Go through the data below and gather each line containing "Immobili".

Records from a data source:
════════════════
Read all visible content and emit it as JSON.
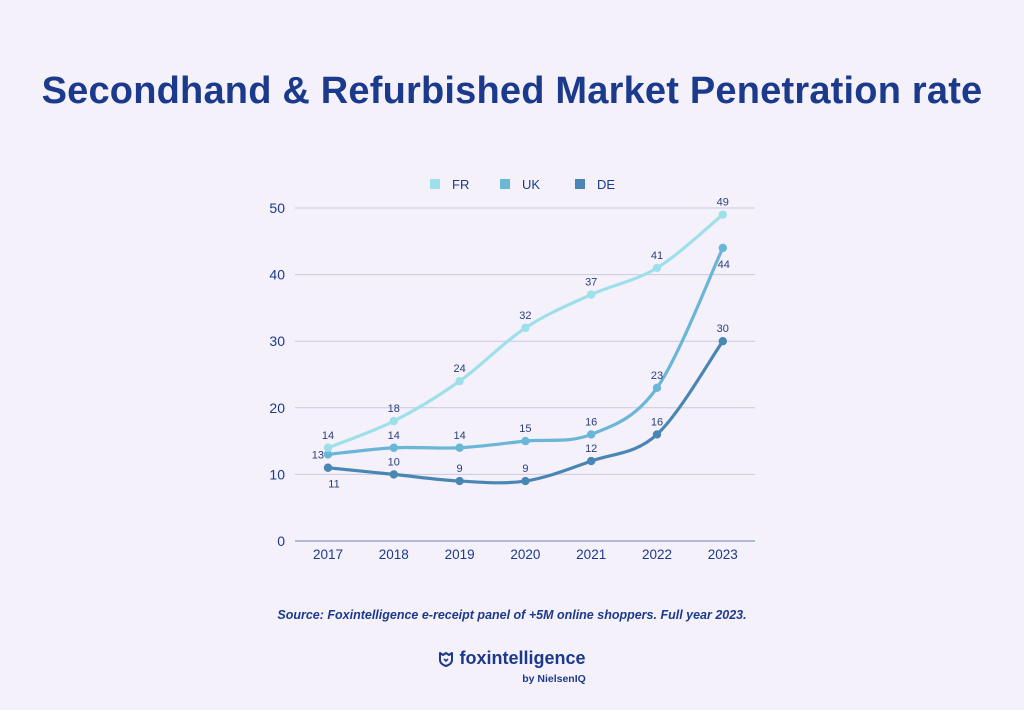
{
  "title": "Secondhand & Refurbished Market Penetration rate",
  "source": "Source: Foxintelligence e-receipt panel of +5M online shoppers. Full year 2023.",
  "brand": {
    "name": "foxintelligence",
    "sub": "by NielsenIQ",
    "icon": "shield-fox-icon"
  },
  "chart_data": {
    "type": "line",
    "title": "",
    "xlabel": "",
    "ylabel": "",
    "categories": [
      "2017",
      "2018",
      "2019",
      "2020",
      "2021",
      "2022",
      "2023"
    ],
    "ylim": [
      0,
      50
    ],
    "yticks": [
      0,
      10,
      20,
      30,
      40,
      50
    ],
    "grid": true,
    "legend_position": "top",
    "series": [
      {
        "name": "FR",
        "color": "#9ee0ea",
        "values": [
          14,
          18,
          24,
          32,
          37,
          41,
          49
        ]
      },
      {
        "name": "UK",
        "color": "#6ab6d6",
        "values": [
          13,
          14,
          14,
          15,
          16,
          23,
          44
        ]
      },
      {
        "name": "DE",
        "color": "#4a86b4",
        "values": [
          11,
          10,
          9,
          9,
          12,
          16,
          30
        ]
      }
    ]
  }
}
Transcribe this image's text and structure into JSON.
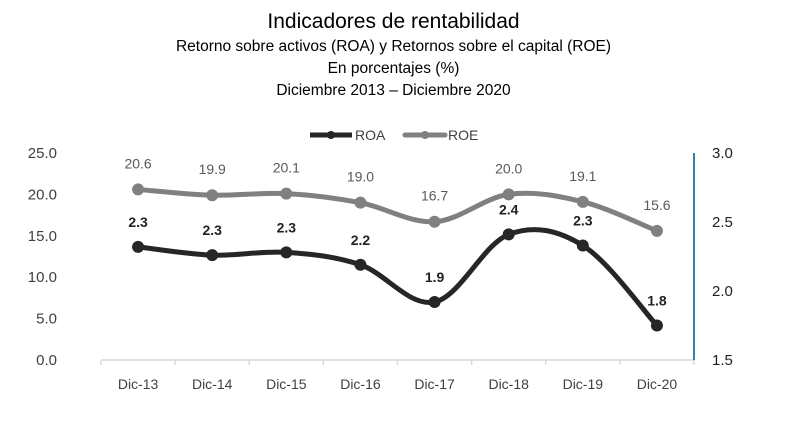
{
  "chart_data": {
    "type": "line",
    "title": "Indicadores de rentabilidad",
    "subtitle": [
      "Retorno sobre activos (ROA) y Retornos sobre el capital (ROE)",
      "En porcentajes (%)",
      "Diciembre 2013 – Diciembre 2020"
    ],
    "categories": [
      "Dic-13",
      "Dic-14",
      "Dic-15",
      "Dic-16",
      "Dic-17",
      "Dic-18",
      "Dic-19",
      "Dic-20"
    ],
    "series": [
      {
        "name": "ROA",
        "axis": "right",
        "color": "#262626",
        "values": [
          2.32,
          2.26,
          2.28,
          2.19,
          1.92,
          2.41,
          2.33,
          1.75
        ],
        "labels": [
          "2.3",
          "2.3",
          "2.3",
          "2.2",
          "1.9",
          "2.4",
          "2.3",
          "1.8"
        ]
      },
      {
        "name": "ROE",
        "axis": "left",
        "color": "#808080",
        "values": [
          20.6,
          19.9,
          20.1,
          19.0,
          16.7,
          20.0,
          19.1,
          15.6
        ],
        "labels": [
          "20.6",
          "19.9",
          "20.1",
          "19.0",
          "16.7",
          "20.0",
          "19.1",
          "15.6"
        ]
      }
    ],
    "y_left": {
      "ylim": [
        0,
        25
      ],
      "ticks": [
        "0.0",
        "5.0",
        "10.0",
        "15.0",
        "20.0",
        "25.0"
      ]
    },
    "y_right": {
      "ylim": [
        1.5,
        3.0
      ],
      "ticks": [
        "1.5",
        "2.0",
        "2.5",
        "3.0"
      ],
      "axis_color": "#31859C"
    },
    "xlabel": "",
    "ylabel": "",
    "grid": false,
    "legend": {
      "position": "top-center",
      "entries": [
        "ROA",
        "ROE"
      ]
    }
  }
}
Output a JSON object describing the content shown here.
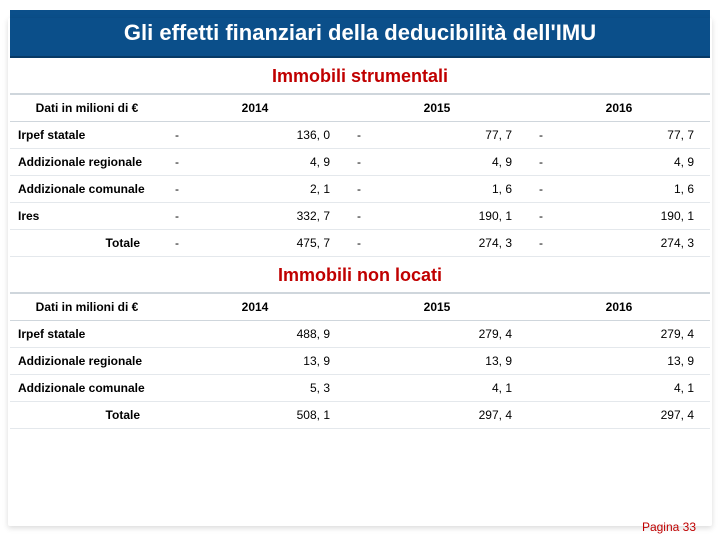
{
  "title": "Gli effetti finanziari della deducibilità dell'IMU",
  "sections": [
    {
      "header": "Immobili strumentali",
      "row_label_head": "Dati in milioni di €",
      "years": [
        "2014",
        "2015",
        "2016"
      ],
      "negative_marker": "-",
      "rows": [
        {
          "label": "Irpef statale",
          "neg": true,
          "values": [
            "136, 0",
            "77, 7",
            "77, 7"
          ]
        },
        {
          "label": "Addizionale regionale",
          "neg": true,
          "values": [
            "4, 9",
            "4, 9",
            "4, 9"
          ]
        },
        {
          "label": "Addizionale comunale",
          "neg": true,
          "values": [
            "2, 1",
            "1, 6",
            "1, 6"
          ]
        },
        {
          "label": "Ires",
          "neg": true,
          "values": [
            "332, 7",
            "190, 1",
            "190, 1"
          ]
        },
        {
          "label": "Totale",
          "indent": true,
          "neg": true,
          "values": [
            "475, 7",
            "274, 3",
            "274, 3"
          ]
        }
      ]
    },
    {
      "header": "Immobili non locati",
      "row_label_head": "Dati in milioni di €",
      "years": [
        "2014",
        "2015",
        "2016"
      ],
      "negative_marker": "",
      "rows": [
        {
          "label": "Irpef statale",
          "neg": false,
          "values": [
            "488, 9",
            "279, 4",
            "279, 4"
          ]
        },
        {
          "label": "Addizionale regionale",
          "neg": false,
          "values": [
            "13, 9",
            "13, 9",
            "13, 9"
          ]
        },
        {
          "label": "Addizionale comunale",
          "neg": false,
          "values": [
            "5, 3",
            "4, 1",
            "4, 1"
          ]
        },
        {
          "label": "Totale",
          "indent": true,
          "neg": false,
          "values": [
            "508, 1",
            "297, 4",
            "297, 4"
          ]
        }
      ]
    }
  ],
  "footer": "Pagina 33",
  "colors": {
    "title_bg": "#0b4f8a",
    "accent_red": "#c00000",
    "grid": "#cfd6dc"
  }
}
════════════════
### Final result
      "header": "Immobili strumentali",
      "header": "Immobili non locati",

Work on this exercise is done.